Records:
*****

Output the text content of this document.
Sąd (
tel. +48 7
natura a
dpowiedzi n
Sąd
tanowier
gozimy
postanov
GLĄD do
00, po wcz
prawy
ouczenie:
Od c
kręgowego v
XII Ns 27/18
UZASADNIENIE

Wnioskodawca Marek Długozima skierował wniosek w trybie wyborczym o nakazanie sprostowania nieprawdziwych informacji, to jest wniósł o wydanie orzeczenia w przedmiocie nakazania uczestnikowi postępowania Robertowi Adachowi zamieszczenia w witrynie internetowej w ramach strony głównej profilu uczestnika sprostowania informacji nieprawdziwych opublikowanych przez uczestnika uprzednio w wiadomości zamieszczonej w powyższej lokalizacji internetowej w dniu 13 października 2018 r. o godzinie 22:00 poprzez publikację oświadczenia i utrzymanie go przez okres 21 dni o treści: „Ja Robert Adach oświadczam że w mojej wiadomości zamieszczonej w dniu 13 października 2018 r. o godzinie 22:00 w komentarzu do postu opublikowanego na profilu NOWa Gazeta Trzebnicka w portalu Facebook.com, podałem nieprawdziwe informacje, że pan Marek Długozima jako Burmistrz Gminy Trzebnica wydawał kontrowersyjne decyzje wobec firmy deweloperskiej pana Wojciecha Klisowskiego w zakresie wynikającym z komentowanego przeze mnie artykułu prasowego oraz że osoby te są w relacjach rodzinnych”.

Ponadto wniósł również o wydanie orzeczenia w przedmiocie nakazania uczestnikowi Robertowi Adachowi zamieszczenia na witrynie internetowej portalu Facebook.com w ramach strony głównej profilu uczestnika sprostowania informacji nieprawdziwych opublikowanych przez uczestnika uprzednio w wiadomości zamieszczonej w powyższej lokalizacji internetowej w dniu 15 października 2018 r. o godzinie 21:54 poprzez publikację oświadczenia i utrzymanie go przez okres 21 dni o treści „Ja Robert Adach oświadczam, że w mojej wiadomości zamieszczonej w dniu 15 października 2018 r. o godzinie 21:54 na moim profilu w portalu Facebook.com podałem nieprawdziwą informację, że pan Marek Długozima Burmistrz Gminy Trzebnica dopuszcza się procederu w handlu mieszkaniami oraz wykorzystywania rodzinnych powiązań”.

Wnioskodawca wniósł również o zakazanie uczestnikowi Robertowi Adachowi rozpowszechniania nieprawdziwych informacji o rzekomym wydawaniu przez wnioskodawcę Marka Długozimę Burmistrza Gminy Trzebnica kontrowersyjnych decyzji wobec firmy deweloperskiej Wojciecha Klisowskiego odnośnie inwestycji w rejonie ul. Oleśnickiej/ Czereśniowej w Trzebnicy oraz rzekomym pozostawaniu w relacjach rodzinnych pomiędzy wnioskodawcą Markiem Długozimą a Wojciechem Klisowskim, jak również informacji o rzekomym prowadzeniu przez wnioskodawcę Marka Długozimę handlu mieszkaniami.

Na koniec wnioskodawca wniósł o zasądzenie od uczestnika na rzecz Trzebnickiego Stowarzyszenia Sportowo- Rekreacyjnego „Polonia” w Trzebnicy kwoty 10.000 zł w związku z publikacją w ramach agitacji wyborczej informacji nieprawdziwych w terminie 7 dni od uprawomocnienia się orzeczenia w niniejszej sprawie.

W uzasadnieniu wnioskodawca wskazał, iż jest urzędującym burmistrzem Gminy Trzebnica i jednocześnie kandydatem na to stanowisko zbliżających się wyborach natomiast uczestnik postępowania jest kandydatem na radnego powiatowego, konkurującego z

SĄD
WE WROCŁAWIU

*****

Exercise objective: Reproduce the material exactly, with every line intact.

Finished exercise:
Output the text content of this document.
Sąd (
tel. +48 7
natura a
dpowiedzi n
Sąd
tanowier
gozimy
postanov
GLĄD do
00, po wcz
prawy
ouczenie:
Od c
kręgowego v
XII Ns 27/18
UZASADNIENIE

Wnioskodawca Marek Długozima skierował wniosek w trybie wyborczym o nakazanie sprostowania nieprawdziwych informacji, to jest wniósł o wydanie orzeczenia w przedmiocie nakazania uczestnikowi postępowania Robertowi Adachowi zamieszczenia w witrynie internetowej w ramach strony głównej profilu uczestnika sprostowania informacji nieprawdziwych opublikowanych przez uczestnika uprzednio w wiadomości zamieszczonej w powyższej lokalizacji internetowej w dniu 13 października 2018 r. o godzinie 22:00 poprzez publikację oświadczenia i utrzymanie go przez okres 21 dni o treści: „Ja Robert Adach oświadczam że w mojej wiadomości zamieszczonej w dniu 13 października 2018 r. o godzinie 22:00 w komentarzu do postu opublikowanego na profilu NOWa Gazeta Trzebnicka w portalu Facebook.com, podałem nieprawdziwe informacje, że pan Marek Długozima jako Burmistrz Gminy Trzebnica wydawał kontrowersyjne decyzje wobec firmy deweloperskiej pana Wojciecha Klisowskiego w zakresie wynikającym z komentowanego przeze mnie artykułu prasowego oraz że osoby te są w relacjach rodzinnych”.

Ponadto wniósł również o wydanie orzeczenia w przedmiocie nakazania uczestnikowi Robertowi Adachowi zamieszczenia na witrynie internetowej portalu Facebook.com w ramach strony głównej profilu uczestnika sprostowania informacji nieprawdziwych opublikowanych przez uczestnika uprzednio w wiadomości zamieszczonej w powyższej lokalizacji internetowej w dniu 15 października 2018 r. o godzinie 21:54 poprzez publikację oświadczenia i utrzymanie go przez okres 21 dni o treści „Ja Robert Adach oświadczam, że w mojej wiadomości zamieszczonej w dniu 15 października 2018 r. o godzinie 21:54 na moim profilu w portalu Facebook.com podałem nieprawdziwą informację, że pan Marek Długozima Burmistrz Gminy Trzebnica dopuszcza się procederu w handlu mieszkaniami oraz wykorzystywania rodzinnych powiązań”.

Wnioskodawca wniósł również o zakazanie uczestnikowi Robertowi Adachowi rozpowszechniania nieprawdziwych informacji o rzekomym wydawaniu przez wnioskodawcę Marka Długozimę Burmistrza Gminy Trzebnica kontrowersyjnych decyzji wobec firmy deweloperskiej Wojciecha Klisowskiego odnośnie inwestycji w rejonie ul. Oleśnickiej/ Czereśniowej w Trzebnicy oraz rzekomym pozostawaniu w relacjach rodzinnych pomiędzy wnioskodawcą Markiem Długozimą a Wojciechem Klisowskim, jak również informacji o rzekomym prowadzeniu przez wnioskodawcę Marka Długozimę handlu mieszkaniami.

Na koniec wnioskodawca wniósł o zasądzenie od uczestnika na rzecz Trzebnickiego Stowarzyszenia Sportowo- Rekreacyjnego „Polonia” w Trzebnicy kwoty 10.000 zł w związku z publikacją w ramach agitacji wyborczej informacji nieprawdziwych w terminie 7 dni od uprawomocnienia się orzeczenia w niniejszej sprawie.

W uzasadnieniu wnioskodawca wskazał, iż jest urzędującym burmistrzem Gminy Trzebnica i jednocześnie kandydatem na to stanowisko zbliżających się wyborach natomiast uczestnik postępowania jest kandydatem na radnego powiatowego, konkurującego z

SĄD
WE WROCŁAWIU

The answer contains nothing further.